- [PROBLEM TO SOLVE]: Write out the whole listing exactly as it stands.

- [EXERCISE MATERIALS]:
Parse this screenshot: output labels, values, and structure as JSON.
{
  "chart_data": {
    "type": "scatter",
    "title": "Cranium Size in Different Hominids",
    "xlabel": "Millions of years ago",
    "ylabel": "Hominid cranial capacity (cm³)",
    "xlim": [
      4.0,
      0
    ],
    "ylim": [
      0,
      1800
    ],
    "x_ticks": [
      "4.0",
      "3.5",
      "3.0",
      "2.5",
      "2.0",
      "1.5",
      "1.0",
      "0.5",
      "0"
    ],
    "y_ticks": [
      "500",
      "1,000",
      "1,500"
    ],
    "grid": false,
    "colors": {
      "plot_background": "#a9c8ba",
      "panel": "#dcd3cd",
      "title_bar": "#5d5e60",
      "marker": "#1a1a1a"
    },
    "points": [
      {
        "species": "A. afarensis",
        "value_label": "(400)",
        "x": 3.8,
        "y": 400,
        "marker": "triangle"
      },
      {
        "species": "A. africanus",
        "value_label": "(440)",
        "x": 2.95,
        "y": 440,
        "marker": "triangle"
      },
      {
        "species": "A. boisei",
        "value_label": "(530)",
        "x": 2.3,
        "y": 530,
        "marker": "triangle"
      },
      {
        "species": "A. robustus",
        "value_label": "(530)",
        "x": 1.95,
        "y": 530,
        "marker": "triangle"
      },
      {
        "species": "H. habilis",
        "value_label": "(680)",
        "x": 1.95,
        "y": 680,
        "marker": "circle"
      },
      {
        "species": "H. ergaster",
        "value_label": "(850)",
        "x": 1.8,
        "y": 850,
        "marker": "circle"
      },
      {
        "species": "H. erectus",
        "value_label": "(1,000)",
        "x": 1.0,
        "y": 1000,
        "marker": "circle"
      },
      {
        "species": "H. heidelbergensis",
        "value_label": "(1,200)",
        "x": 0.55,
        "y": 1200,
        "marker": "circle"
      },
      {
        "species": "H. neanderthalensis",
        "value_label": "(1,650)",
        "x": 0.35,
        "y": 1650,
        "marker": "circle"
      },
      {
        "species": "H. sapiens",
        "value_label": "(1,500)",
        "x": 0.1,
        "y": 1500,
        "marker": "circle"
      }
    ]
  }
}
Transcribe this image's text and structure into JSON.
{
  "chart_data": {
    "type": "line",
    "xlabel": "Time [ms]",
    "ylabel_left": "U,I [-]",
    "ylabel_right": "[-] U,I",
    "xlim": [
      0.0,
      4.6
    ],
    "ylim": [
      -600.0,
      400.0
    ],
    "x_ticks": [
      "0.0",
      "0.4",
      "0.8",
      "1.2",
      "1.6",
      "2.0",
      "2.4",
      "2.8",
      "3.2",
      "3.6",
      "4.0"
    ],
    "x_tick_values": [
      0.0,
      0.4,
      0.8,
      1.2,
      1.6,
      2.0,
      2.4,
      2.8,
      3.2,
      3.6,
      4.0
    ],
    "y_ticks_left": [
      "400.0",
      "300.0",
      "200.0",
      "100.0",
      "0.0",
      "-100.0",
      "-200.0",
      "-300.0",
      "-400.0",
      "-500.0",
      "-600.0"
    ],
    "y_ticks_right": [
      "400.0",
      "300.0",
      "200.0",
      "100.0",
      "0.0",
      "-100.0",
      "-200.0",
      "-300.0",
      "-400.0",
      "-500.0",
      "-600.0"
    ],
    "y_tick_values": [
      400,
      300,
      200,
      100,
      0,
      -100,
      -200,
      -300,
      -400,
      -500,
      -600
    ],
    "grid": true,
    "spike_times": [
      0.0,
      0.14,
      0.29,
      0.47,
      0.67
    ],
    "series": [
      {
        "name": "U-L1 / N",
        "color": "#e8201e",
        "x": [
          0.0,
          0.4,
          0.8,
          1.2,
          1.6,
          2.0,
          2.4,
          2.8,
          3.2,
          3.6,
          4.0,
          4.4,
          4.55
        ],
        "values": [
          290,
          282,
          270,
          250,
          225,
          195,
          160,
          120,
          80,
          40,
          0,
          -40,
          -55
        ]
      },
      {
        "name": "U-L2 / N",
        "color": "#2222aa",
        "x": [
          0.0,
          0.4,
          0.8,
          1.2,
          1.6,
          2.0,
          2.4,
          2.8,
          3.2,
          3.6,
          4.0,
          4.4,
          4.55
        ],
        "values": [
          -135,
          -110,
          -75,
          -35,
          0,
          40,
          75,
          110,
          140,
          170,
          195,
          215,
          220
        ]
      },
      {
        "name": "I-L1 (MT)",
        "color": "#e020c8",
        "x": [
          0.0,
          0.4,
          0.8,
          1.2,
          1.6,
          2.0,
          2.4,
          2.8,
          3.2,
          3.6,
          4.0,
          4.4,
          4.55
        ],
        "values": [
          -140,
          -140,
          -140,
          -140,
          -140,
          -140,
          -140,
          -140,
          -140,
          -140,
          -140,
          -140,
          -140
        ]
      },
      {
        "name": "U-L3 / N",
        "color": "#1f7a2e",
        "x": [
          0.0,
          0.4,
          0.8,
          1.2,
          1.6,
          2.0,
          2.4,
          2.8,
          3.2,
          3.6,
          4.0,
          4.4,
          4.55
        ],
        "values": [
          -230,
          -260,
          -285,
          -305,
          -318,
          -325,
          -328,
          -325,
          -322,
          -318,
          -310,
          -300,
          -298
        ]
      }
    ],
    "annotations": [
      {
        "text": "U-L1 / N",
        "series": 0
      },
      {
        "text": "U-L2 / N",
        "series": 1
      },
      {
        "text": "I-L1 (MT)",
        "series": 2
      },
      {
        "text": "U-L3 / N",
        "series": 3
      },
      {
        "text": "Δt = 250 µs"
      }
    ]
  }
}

- [WORKED ANSWER]:
Parse this screenshot: output labels, values, and structure as JSON.
{
  "chart_data": {
    "type": "scatter",
    "title": "Cranium Size in Different Hominids",
    "xlabel": "Millions of years ago",
    "ylabel": "Hominid cranial capacity (cm³)",
    "xlim": [
      4.0,
      0
    ],
    "ylim": [
      0,
      1800
    ],
    "x_ticks": [
      "4.0",
      "3.5",
      "3.0",
      "2.5",
      "2.0",
      "1.5",
      "1.0",
      "0.5",
      "0"
    ],
    "y_ticks": [
      "500",
      "1,000",
      "1,500"
    ],
    "grid": false,
    "colors": {
      "plot_background": "#a9c8ba",
      "panel": "#dcd3cd",
      "title_bar": "#5d5e60",
      "marker": "#1a1a1a"
    },
    "points": [
      {
        "species": "A. afarensis",
        "value_label": "(400)",
        "x": 3.8,
        "y": 400,
        "marker": "triangle"
      },
      {
        "species": "A. africanus",
        "value_label": "(440)",
        "x": 2.95,
        "y": 440,
        "marker": "triangle"
      },
      {
        "species": "A. boisei",
        "value_label": "(530)",
        "x": 2.3,
        "y": 530,
        "marker": "triangle"
      },
      {
        "species": "A. robustus",
        "value_label": "(530)",
        "x": 1.95,
        "y": 530,
        "marker": "triangle"
      },
      {
        "species": "H. habilis",
        "value_label": "(680)",
        "x": 1.95,
        "y": 680,
        "marker": "circle"
      },
      {
        "species": "H. ergaster",
        "value_label": "(850)",
        "x": 1.8,
        "y": 850,
        "marker": "circle"
      },
      {
        "species": "H. erectus",
        "value_label": "(1,000)",
        "x": 1.0,
        "y": 1000,
        "marker": "circle"
      },
      {
        "species": "H. heidelbergensis",
        "value_label": "(1,200)",
        "x": 0.55,
        "y": 1200,
        "marker": "circle"
      },
      {
        "species": "H. neanderthalensis",
        "value_label": "(1,650)",
        "x": 0.35,
        "y": 1650,
        "marker": "circle"
      },
      {
        "species": "H. sapiens",
        "value_label": "(1,500)",
        "x": 0.1,
        "y": 1500,
        "marker": "circle"
      }
    ]
  }
}
Transcribe this image's text and structure into JSON.
{
  "chart_data": {
    "type": "line",
    "xlabel": "Time [ms]",
    "ylabel_left": "U,I [-]",
    "ylabel_right": "[-] U,I",
    "xlim": [
      0.0,
      4.6
    ],
    "ylim": [
      -600.0,
      400.0
    ],
    "x_ticks": [
      "0.0",
      "0.4",
      "0.8",
      "1.2",
      "1.6",
      "2.0",
      "2.4",
      "2.8",
      "3.2",
      "3.6",
      "4.0"
    ],
    "x_tick_values": [
      0.0,
      0.4,
      0.8,
      1.2,
      1.6,
      2.0,
      2.4,
      2.8,
      3.2,
      3.6,
      4.0
    ],
    "y_ticks_left": [
      "400.0",
      "300.0",
      "200.0",
      "100.0",
      "0.0",
      "-100.0",
      "-200.0",
      "-300.0",
      "-400.0",
      "-500.0",
      "-600.0"
    ],
    "y_ticks_right": [
      "400.0",
      "300.0",
      "200.0",
      "100.0",
      "0.0",
      "-100.0",
      "-200.0",
      "-300.0",
      "-400.0",
      "-500.0",
      "-600.0"
    ],
    "y_tick_values": [
      400,
      300,
      200,
      100,
      0,
      -100,
      -200,
      -300,
      -400,
      -500,
      -600
    ],
    "grid": true,
    "spike_times": [
      0.0,
      0.14,
      0.29,
      0.47,
      0.67
    ],
    "series": [
      {
        "name": "U-L1 / N",
        "color": "#e8201e",
        "x": [
          0.0,
          0.4,
          0.8,
          1.2,
          1.6,
          2.0,
          2.4,
          2.8,
          3.2,
          3.6,
          4.0,
          4.4,
          4.55
        ],
        "values": [
          290,
          282,
          270,
          250,
          225,
          195,
          160,
          120,
          80,
          40,
          0,
          -40,
          -55
        ]
      },
      {
        "name": "U-L2 / N",
        "color": "#2222aa",
        "x": [
          0.0,
          0.4,
          0.8,
          1.2,
          1.6,
          2.0,
          2.4,
          2.8,
          3.2,
          3.6,
          4.0,
          4.4,
          4.55
        ],
        "values": [
          -135,
          -110,
          -75,
          -35,
          0,
          40,
          75,
          110,
          140,
          170,
          195,
          215,
          220
        ]
      },
      {
        "name": "I-L1 (MT)",
        "color": "#e020c8",
        "x": [
          0.0,
          0.4,
          0.8,
          1.2,
          1.6,
          2.0,
          2.4,
          2.8,
          3.2,
          3.6,
          4.0,
          4.4,
          4.55
        ],
        "values": [
          -140,
          -140,
          -140,
          -140,
          -140,
          -140,
          -140,
          -140,
          -140,
          -140,
          -140,
          -140,
          -140
        ]
      },
      {
        "name": "U-L3 / N",
        "color": "#1f7a2e",
        "x": [
          0.0,
          0.4,
          0.8,
          1.2,
          1.6,
          2.0,
          2.4,
          2.8,
          3.2,
          3.6,
          4.0,
          4.4,
          4.55
        ],
        "values": [
          -230,
          -260,
          -285,
          -305,
          -318,
          -325,
          -328,
          -325,
          -322,
          -318,
          -310,
          -300,
          -298
        ]
      }
    ],
    "annotations": [
      {
        "text": "U-L1 / N",
        "series": 0
      },
      {
        "text": "U-L2 / N",
        "series": 1
      },
      {
        "text": "I-L1 (MT)",
        "series": 2
      },
      {
        "text": "U-L3 / N",
        "series": 3
      },
      {
        "text": "Δt = 250 µs"
      }
    ]
  }
}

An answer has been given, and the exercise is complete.